AIM: Copy, from the entries below, each line where the word "moving" can be found.

** begin DATA PROVIDED **

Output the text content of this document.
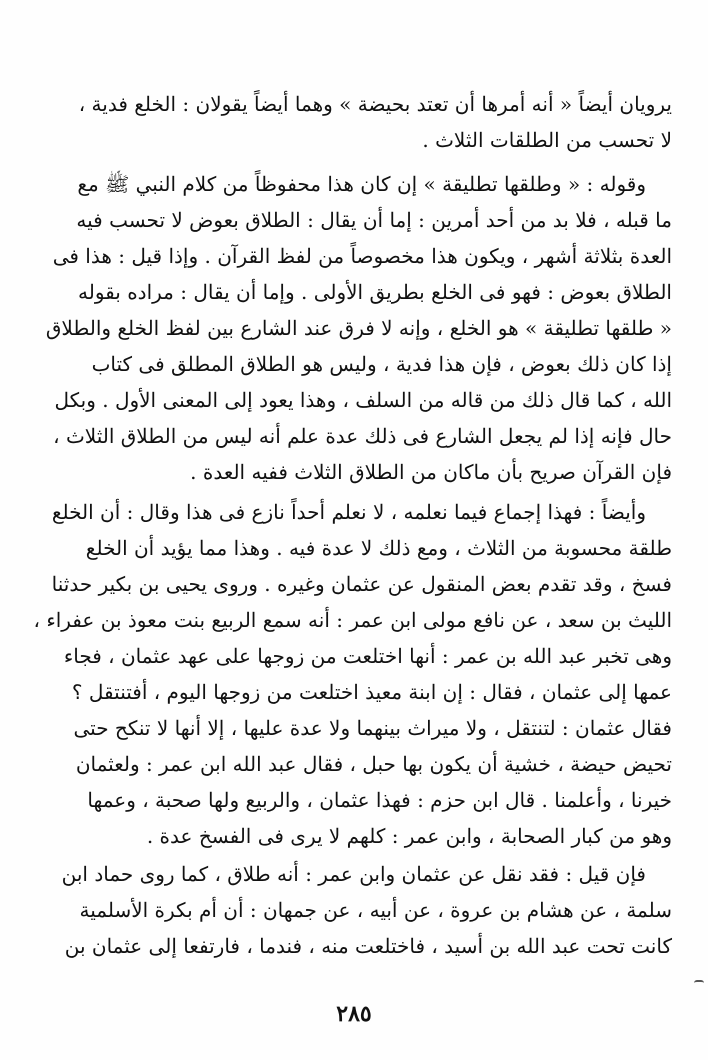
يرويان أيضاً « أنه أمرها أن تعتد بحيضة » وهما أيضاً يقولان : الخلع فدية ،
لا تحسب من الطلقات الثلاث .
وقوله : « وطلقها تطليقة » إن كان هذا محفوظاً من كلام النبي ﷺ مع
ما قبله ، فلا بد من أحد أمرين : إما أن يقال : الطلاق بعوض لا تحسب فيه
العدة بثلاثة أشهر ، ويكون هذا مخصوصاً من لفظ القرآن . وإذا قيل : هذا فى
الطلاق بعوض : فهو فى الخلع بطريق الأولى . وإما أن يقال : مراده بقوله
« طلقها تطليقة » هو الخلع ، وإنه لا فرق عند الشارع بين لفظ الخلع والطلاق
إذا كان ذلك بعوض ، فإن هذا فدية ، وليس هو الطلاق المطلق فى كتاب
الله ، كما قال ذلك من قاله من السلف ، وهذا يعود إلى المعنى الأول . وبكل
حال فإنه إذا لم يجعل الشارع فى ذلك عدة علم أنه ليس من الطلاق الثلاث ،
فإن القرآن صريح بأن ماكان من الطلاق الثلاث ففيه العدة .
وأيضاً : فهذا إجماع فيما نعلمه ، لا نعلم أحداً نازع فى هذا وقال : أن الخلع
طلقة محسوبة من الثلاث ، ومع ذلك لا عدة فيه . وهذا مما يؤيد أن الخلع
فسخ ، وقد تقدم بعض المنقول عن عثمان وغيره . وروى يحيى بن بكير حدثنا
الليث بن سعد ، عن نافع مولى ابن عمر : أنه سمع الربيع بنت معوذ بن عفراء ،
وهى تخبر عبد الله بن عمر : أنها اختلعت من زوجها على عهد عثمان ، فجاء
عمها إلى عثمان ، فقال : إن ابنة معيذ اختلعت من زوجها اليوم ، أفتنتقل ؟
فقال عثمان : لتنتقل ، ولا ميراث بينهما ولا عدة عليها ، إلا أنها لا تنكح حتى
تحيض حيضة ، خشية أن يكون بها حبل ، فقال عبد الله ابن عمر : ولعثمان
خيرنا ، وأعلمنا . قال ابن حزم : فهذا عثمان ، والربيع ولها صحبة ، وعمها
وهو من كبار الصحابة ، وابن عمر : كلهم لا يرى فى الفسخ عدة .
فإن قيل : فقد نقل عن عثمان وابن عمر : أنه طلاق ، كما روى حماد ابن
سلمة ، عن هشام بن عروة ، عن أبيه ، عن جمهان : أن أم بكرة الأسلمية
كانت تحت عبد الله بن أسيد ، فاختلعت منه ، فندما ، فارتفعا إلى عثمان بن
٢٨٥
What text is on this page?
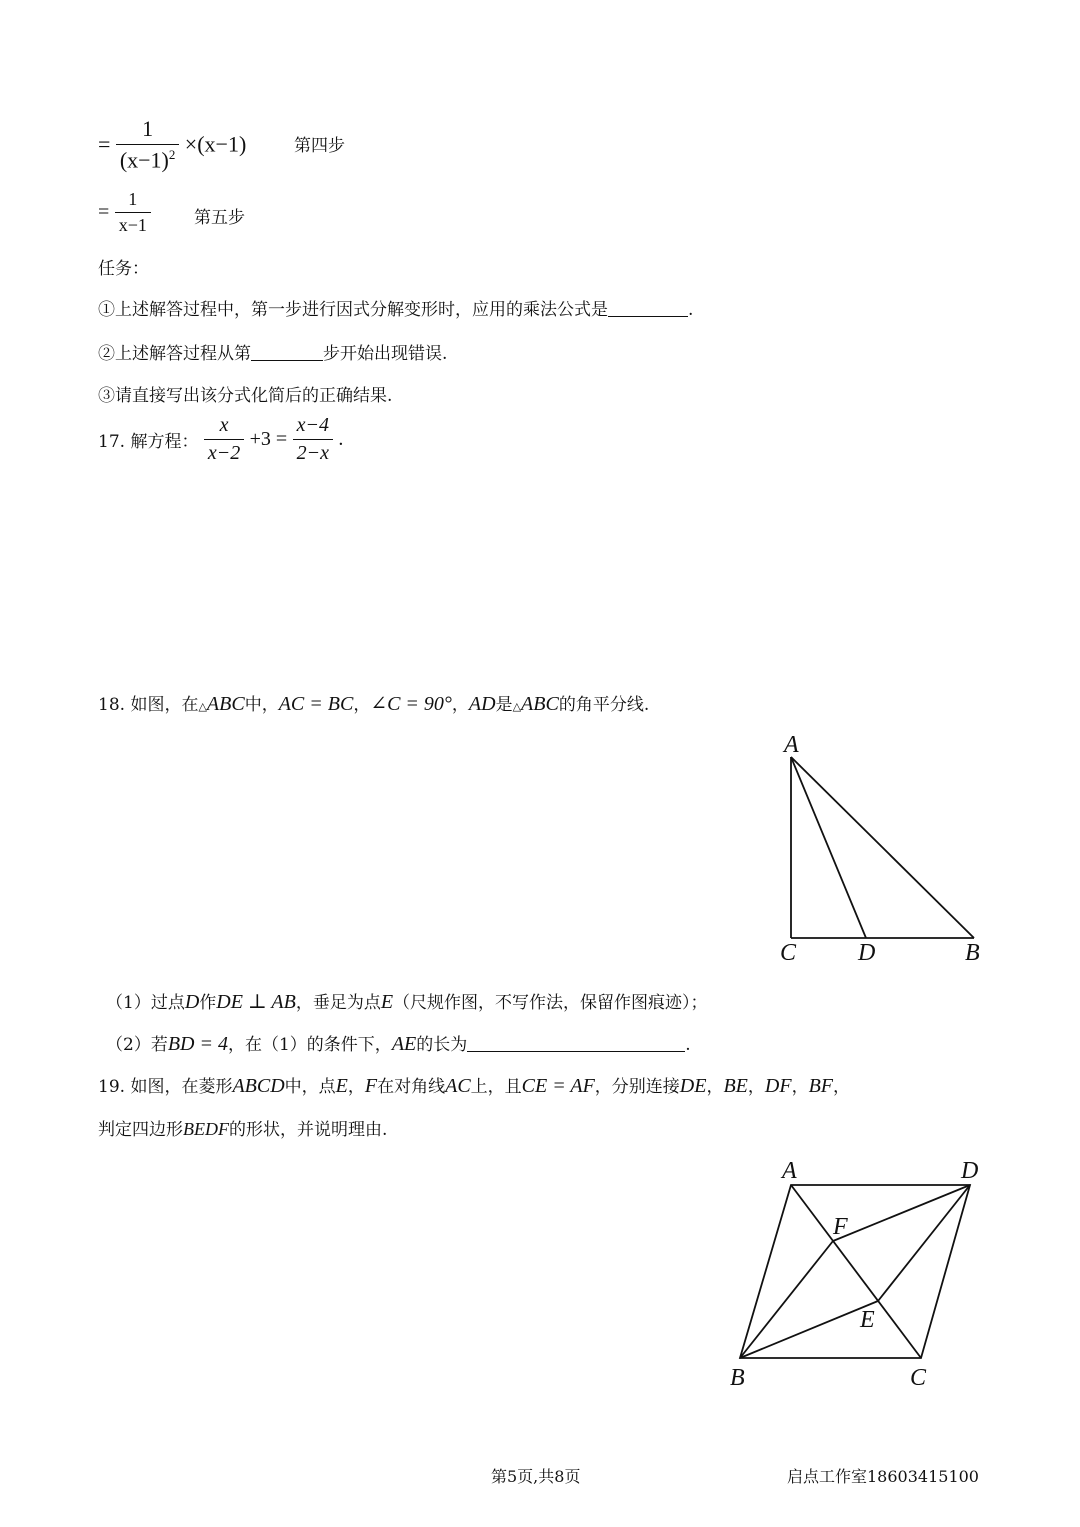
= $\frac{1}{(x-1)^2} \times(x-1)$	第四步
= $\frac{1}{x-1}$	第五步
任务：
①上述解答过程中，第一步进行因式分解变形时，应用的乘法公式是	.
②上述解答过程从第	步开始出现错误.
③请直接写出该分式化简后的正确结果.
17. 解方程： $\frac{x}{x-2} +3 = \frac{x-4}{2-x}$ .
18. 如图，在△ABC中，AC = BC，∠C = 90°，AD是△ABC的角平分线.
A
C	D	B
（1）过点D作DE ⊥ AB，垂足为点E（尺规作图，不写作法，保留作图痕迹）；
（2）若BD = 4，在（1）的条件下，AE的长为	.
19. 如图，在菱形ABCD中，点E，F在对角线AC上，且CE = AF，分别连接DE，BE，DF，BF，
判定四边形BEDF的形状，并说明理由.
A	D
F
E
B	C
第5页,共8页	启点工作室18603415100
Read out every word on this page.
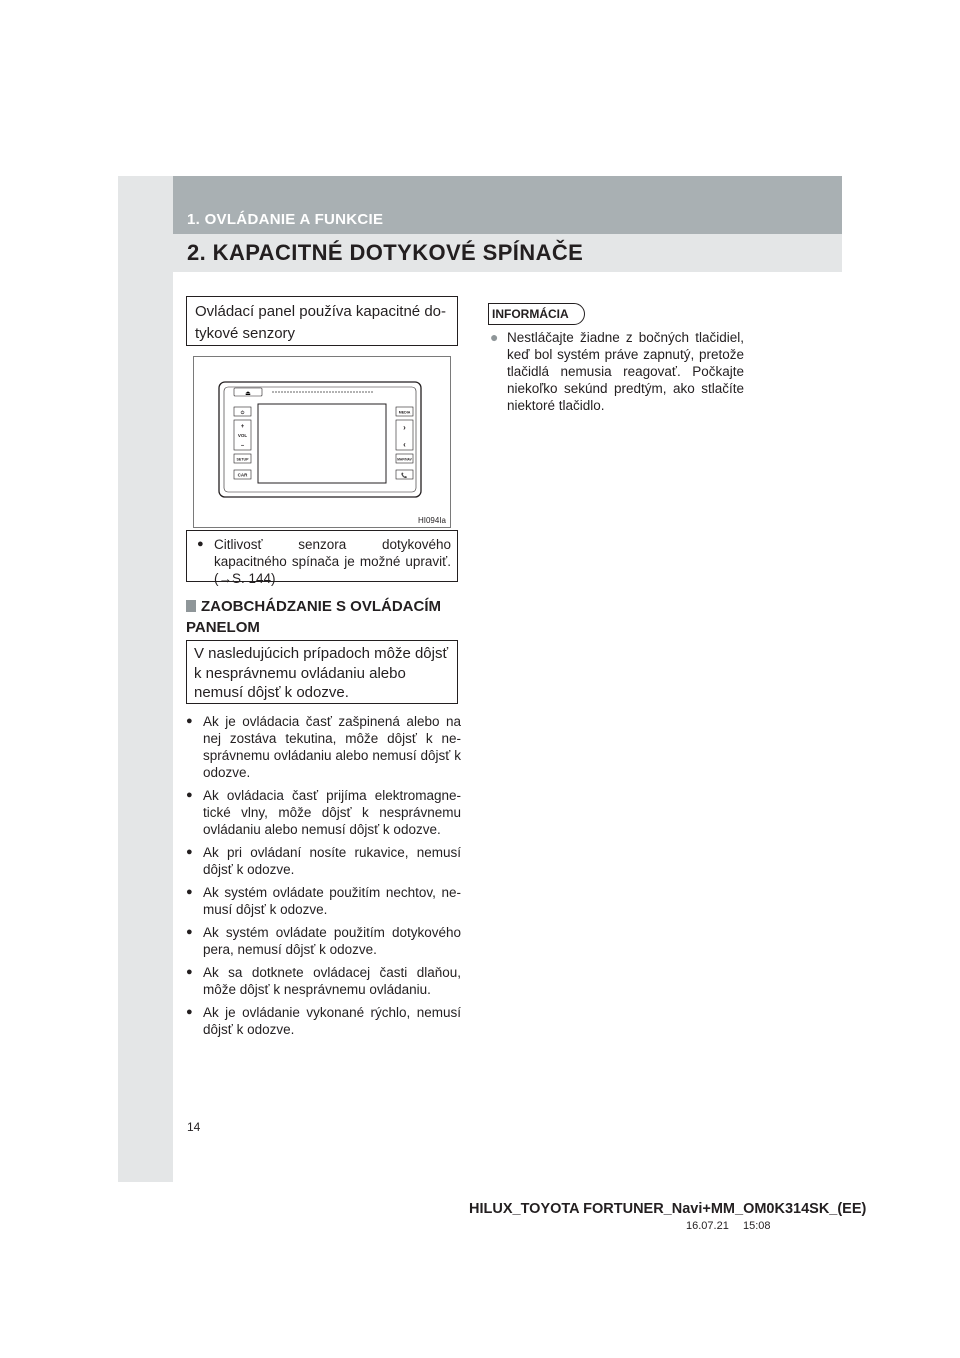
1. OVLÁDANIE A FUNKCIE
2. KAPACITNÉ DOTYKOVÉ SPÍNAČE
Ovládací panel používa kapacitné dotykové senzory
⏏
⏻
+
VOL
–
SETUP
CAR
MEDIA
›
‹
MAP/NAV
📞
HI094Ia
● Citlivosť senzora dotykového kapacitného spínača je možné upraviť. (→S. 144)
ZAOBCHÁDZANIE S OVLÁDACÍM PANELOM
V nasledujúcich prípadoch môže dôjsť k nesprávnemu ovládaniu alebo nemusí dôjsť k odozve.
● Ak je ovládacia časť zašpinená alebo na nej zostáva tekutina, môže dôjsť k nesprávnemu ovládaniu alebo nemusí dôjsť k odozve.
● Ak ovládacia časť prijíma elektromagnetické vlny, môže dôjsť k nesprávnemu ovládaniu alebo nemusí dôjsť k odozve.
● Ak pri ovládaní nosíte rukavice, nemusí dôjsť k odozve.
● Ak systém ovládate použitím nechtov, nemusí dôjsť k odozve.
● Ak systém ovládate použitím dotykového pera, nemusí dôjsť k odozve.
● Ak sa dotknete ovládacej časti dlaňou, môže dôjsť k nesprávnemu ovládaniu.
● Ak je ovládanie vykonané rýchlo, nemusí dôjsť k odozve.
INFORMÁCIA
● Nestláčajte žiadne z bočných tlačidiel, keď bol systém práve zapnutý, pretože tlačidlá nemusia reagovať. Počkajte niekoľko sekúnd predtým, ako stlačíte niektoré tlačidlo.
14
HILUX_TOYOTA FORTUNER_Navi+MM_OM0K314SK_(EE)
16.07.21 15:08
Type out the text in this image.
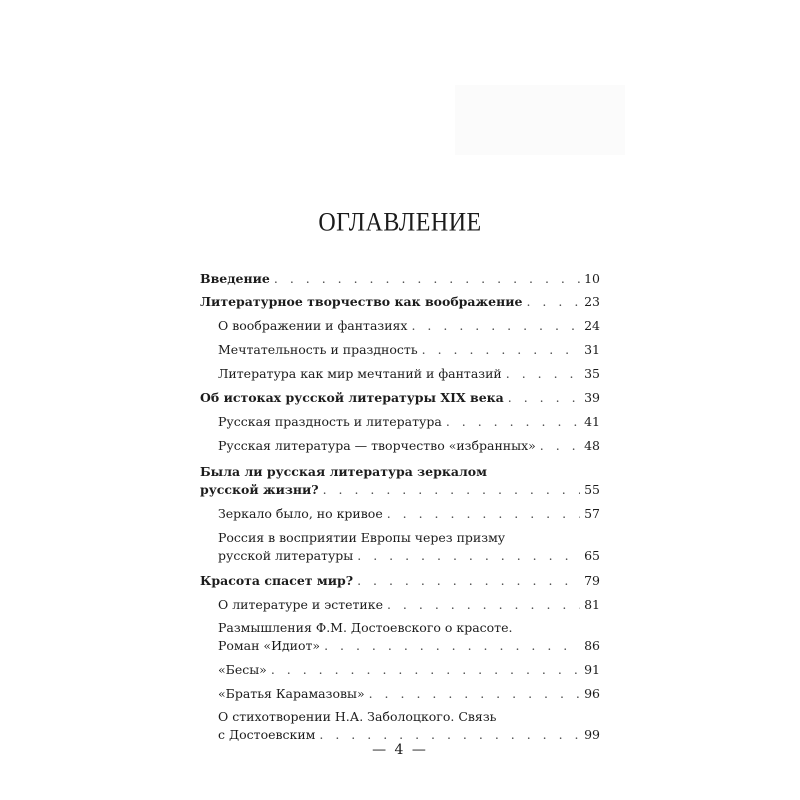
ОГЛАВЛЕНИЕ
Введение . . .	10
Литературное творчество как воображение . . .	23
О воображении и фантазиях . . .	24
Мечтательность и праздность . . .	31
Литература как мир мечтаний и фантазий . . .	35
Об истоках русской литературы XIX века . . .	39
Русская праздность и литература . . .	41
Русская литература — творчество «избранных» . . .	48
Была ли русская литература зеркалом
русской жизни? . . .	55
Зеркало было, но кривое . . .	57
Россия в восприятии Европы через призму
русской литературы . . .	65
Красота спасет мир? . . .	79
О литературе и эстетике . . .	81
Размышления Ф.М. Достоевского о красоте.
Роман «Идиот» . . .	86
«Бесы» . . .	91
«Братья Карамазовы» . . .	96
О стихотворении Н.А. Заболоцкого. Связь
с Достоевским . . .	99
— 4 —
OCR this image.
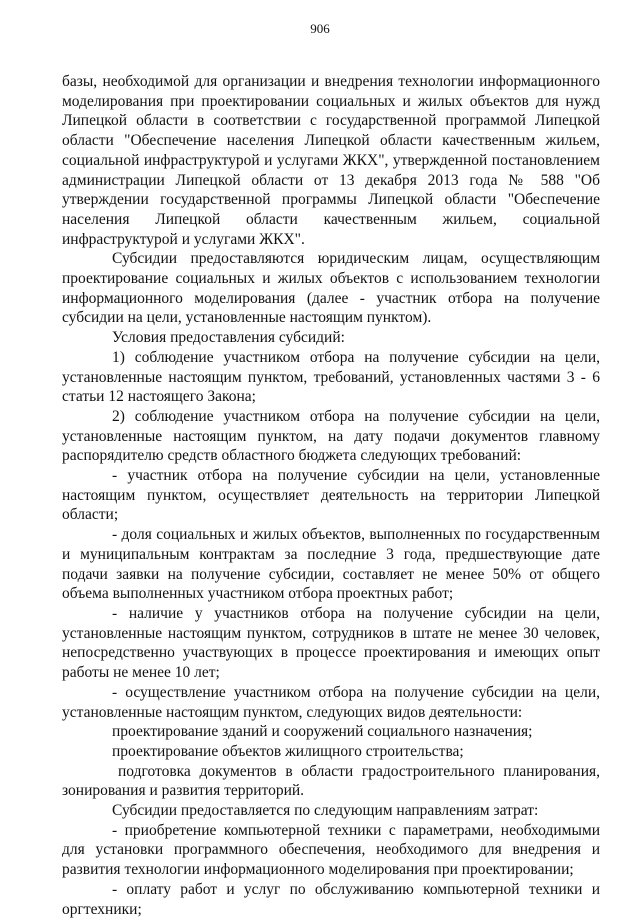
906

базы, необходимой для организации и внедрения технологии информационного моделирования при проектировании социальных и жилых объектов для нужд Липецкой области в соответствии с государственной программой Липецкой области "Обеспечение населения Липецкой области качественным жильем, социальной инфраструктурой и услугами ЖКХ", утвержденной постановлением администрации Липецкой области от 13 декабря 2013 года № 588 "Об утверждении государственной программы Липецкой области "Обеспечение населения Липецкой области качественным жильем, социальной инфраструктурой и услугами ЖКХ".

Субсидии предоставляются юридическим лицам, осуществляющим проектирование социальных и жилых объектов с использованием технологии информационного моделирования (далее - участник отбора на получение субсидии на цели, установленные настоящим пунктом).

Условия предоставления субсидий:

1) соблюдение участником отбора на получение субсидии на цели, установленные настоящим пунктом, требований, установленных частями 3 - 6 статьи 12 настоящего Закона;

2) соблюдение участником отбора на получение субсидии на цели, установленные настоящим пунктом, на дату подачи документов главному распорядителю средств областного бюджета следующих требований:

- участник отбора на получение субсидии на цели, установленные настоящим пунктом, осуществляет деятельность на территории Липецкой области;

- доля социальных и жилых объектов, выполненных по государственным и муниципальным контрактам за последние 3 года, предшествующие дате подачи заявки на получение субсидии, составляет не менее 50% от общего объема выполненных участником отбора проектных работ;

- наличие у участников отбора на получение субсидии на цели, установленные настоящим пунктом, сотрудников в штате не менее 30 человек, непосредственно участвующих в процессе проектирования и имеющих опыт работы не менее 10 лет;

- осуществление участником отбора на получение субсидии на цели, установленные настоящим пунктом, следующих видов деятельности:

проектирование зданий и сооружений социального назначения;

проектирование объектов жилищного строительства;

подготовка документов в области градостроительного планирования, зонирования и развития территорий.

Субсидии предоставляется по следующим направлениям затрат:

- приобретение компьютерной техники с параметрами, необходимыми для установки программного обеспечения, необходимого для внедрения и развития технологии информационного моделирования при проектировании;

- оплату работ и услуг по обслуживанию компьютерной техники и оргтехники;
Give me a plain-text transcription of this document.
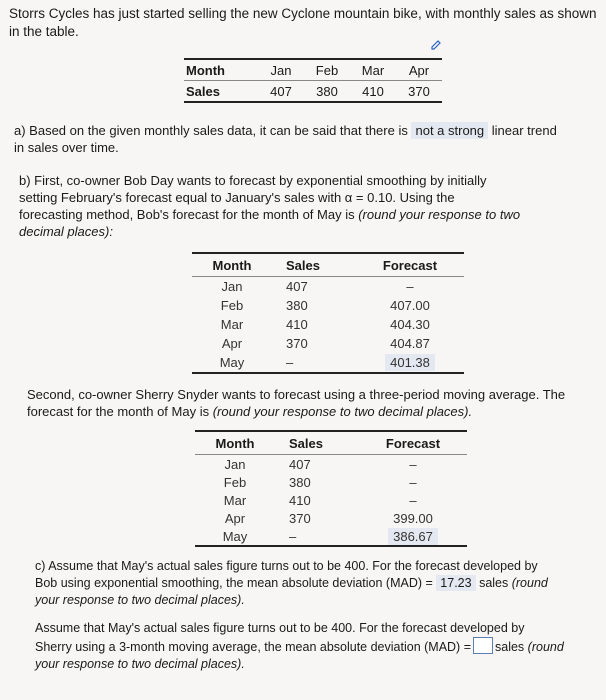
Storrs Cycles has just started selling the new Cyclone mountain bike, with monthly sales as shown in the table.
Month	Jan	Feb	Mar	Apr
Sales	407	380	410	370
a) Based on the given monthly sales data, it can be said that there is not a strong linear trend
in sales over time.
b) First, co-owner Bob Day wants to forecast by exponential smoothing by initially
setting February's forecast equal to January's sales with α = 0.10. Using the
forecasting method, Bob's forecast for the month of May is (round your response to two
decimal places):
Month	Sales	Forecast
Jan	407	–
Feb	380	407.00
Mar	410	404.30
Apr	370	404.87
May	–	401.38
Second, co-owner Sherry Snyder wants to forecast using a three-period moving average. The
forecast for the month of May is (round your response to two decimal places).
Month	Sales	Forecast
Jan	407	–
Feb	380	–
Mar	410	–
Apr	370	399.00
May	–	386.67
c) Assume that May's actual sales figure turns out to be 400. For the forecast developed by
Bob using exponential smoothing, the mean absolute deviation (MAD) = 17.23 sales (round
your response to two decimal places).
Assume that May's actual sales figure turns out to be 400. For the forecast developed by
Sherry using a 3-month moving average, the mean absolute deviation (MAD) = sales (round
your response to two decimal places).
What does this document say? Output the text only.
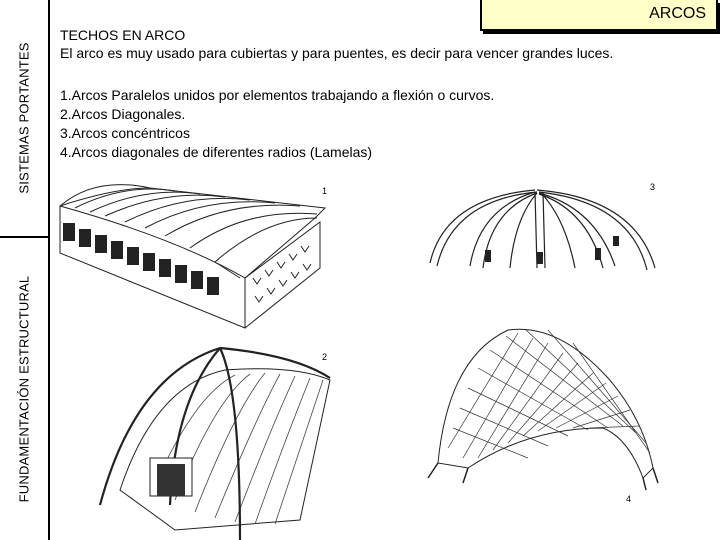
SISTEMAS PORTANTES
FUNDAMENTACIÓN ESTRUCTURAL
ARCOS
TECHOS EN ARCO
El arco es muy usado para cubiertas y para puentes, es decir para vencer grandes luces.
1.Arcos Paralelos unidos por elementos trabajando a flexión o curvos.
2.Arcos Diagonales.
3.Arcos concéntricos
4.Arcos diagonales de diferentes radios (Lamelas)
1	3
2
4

** end DATA PROVIDED **

OUTPUT OF THE EXERCISE:
Second, co-owner Sherry Snyder wants to forecast using a three-period moving average. The
Sherry using a 3-month moving average, the mean absolute deviation (MAD) = sales (round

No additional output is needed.